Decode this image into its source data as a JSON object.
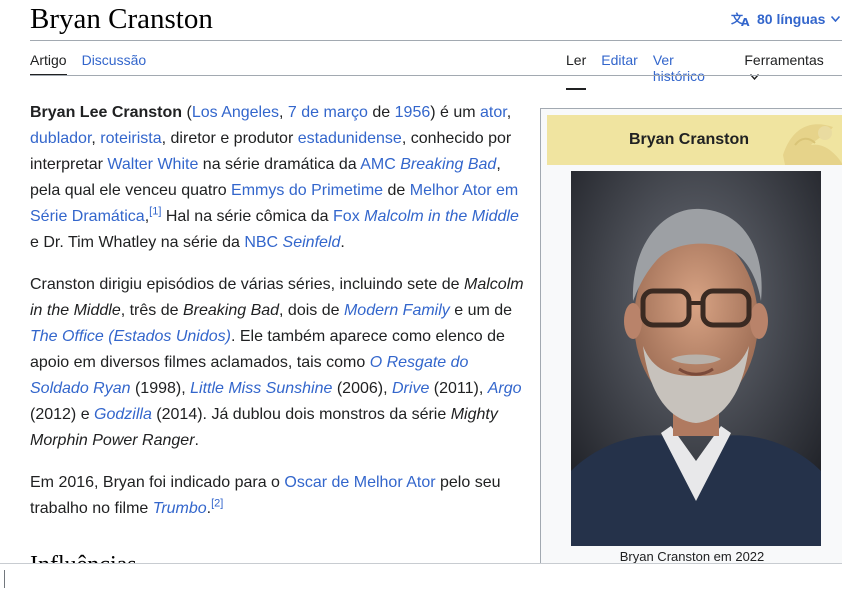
{
  "page": {
    "title": "Bryan Cranston",
    "languages_label": "80 línguas",
    "tabs_left": [
      "Artigo",
      "Discussão"
    ],
    "tabs_right": [
      "Ler",
      "Editar",
      "Ver histórico",
      "Ferramentas"
    ],
    "section_heading": "Influências"
  },
  "article": {
    "p1": {
      "b_name": "Bryan Lee Cranston",
      "t1": " (",
      "l_la": "Los Angeles",
      "t2": ", ",
      "l_date": "7 de março",
      "t3": " de ",
      "l_year": "1956",
      "t4": ") é um ",
      "l_ator": "ator",
      "t5": ", ",
      "l_dublador": "dublador",
      "t6": ", ",
      "l_roteirista": "roteirista",
      "t7": ", diretor e produtor ",
      "l_estadunidense": "estadunidense",
      "t8": ", conhecido por interpretar ",
      "l_ww": "Walter White",
      "t9": " na série dramática da ",
      "l_amc": "AMC",
      "t10": " ",
      "l_bb": "Breaking Bad",
      "t11": ", pela qual ele venceu quatro ",
      "l_emmys": "Emmys do Primetime",
      "t12": " de ",
      "l_melhor": "Melhor Ator em Série Dramática",
      "t13": ",",
      "ref1": "[1]",
      "t14": " Hal na série cômica da ",
      "l_fox": "Fox",
      "t15": " ",
      "l_malcolm": "Malcolm in the Middle",
      "t16": " e Dr. Tim Whatley na série da ",
      "l_nbc": "NBC",
      "t17": " ",
      "l_seinfeld": "Seinfeld",
      "t18": "."
    },
    "p2": {
      "t1": "Cranston dirigiu episódios de várias séries, incluindo sete de ",
      "i_malcolm": "Malcolm in the Middle",
      "t2": ", três de ",
      "i_bb": "Breaking Bad",
      "t3": ", dois de ",
      "l_mf": "Modern Family",
      "t4": " e um de ",
      "l_office": "The Office (Estados Unidos)",
      "t5": ". Ele também aparece como elenco de apoio em diversos filmes aclamados, tais como ",
      "l_ryan": "O Resgate do Soldado Ryan",
      "t6": " (1998), ",
      "l_lms": "Little Miss Sunshine",
      "t7": " (2006), ",
      "l_drive": "Drive",
      "t8": " (2011), ",
      "l_argo": "Argo",
      "t9": " (2012) e ",
      "l_godzilla": "Godzilla",
      "t10": " (2014). Já dublou dois monstros da série ",
      "i_mighty": "Mighty Morphin Power Ranger",
      "t11": "."
    },
    "p3": {
      "t1": "Em 2016, Bryan foi indicado para o ",
      "l_oscar": "Oscar de Melhor Ator",
      "t2": " pelo seu trabalho no filme ",
      "l_trumbo": "Trumbo",
      "t3": ".",
      "ref2": "[2]"
    }
  },
  "infobox": {
    "title": "Bryan Cranston",
    "caption": "Bryan Cranston em 2022"
  },
  "icons": [
    "translate-icon",
    "chevron-down-icon"
  ]
}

= = = =

§ Stated exercise:
Find every line that has "Melhor" in it, then return those lines.

§ Solution for this problem:
      "l_melhor": "Melhor Ator em Série Dramática",
      "l_oscar": "Oscar de Melhor Ator",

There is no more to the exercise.